-- What the exercise asks --
Reproduce every record below exactly as it appears.

○ ○ ○ ○ ○ ○ ○

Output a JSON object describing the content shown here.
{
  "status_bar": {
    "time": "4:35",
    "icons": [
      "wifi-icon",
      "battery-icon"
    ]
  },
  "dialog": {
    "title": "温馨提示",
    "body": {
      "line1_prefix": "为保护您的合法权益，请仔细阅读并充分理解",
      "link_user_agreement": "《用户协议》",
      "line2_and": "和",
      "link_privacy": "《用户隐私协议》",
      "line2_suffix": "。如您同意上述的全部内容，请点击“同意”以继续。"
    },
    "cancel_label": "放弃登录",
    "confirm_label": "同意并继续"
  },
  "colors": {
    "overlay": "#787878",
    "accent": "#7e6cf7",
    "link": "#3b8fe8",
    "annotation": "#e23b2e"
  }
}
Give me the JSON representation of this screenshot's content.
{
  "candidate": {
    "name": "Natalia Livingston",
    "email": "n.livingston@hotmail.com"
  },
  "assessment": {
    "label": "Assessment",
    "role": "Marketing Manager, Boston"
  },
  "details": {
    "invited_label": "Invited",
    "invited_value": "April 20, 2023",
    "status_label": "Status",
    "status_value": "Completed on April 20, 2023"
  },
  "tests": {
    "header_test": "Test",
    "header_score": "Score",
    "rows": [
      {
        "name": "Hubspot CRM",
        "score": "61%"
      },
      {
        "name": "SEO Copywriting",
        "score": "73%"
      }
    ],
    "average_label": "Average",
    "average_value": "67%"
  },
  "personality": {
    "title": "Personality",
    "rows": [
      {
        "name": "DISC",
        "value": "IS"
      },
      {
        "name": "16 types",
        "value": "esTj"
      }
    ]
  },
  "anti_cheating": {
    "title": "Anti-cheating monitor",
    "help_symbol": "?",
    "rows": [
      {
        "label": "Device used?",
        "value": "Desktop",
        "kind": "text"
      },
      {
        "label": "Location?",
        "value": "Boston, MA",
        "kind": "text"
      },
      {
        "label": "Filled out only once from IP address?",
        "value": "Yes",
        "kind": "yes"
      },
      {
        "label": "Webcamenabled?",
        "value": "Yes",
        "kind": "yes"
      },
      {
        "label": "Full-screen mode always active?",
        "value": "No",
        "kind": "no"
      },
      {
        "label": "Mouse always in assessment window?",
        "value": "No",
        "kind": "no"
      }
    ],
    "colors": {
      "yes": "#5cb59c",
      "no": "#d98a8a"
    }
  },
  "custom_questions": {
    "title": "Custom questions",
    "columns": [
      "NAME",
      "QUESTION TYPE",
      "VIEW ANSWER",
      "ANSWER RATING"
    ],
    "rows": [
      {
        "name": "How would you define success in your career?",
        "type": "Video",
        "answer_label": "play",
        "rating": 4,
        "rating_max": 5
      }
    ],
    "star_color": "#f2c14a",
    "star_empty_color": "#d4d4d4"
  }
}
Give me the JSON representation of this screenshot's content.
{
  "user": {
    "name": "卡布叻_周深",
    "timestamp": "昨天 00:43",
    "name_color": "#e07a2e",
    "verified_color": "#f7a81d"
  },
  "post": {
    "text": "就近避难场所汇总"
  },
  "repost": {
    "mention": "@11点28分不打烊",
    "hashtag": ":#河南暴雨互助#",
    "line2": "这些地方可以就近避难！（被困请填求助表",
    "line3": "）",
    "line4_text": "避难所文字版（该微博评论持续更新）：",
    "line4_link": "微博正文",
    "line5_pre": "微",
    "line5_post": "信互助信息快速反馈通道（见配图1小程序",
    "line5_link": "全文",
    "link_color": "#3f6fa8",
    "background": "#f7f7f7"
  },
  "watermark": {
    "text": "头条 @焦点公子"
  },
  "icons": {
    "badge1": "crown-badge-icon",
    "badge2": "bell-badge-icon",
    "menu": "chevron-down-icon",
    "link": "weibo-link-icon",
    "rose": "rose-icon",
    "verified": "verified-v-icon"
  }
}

○ ○ ○ ○ ○ ○ ○

-- Right answer --
Output a JSON object describing the content shown here.
{
  "status_bar": {
    "time": "4:35",
    "icons": [
      "wifi-icon",
      "battery-icon"
    ]
  },
  "dialog": {
    "title": "温馨提示",
    "body": {
      "line1_prefix": "为保护您的合法权益，请仔细阅读并充分理解",
      "link_user_agreement": "《用户协议》",
      "line2_and": "和",
      "link_privacy": "《用户隐私协议》",
      "line2_suffix": "。如您同意上述的全部内容，请点击“同意”以继续。"
    },
    "cancel_label": "放弃登录",
    "confirm_label": "同意并继续"
  },
  "colors": {
    "overlay": "#787878",
    "accent": "#7e6cf7",
    "link": "#3b8fe8",
    "annotation": "#e23b2e"
  }
}
Give me the JSON representation of this screenshot's content.
{
  "candidate": {
    "name": "Natalia Livingston",
    "email": "n.livingston@hotmail.com"
  },
  "assessment": {
    "label": "Assessment",
    "role": "Marketing Manager, Boston"
  },
  "details": {
    "invited_label": "Invited",
    "invited_value": "April 20, 2023",
    "status_label": "Status",
    "status_value": "Completed on April 20, 2023"
  },
  "tests": {
    "header_test": "Test",
    "header_score": "Score",
    "rows": [
      {
        "name": "Hubspot CRM",
        "score": "61%"
      },
      {
        "name": "SEO Copywriting",
        "score": "73%"
      }
    ],
    "average_label": "Average",
    "average_value": "67%"
  },
  "personality": {
    "title": "Personality",
    "rows": [
      {
        "name": "DISC",
        "value": "IS"
      },
      {
        "name": "16 types",
        "value": "esTj"
      }
    ]
  },
  "anti_cheating": {
    "title": "Anti-cheating monitor",
    "help_symbol": "?",
    "rows": [
      {
        "label": "Device used?",
        "value": "Desktop",
        "kind": "text"
      },
      {
        "label": "Location?",
        "value": "Boston, MA",
        "kind": "text"
      },
      {
        "label": "Filled out only once from IP address?",
        "value": "Yes",
        "kind": "yes"
      },
      {
        "label": "Webcamenabled?",
        "value": "Yes",
        "kind": "yes"
      },
      {
        "label": "Full-screen mode always active?",
        "value": "No",
        "kind": "no"
      },
      {
        "label": "Mouse always in assessment window?",
        "value": "No",
        "kind": "no"
      }
    ],
    "colors": {
      "yes": "#5cb59c",
      "no": "#d98a8a"
    }
  },
  "custom_questions": {
    "title": "Custom questions",
    "columns": [
      "NAME",
      "QUESTION TYPE",
      "VIEW ANSWER",
      "ANSWER RATING"
    ],
    "rows": [
      {
        "name": "How would you define success in your career?",
        "type": "Video",
        "answer_label": "play",
        "rating": 4,
        "rating_max": 5
      }
    ],
    "star_color": "#f2c14a",
    "star_empty_color": "#d4d4d4"
  }
}
Give me the JSON representation of this screenshot's content.
{
  "user": {
    "name": "卡布叻_周深",
    "timestamp": "昨天 00:43",
    "name_color": "#e07a2e",
    "verified_color": "#f7a81d"
  },
  "post": {
    "text": "就近避难场所汇总"
  },
  "repost": {
    "mention": "@11点28分不打烊",
    "hashtag": ":#河南暴雨互助#",
    "line2": "这些地方可以就近避难！（被困请填求助表",
    "line3": "）",
    "line4_text": "避难所文字版（该微博评论持续更新）：",
    "line4_link": "微博正文",
    "line5_pre": "微",
    "line5_post": "信互助信息快速反馈通道（见配图1小程序",
    "line5_link": "全文",
    "link_color": "#3f6fa8",
    "background": "#f7f7f7"
  },
  "watermark": {
    "text": "头条 @焦点公子"
  },
  "icons": {
    "badge1": "crown-badge-icon",
    "badge2": "bell-badge-icon",
    "menu": "chevron-down-icon",
    "link": "weibo-link-icon",
    "rose": "rose-icon",
    "verified": "verified-v-icon"
  }
}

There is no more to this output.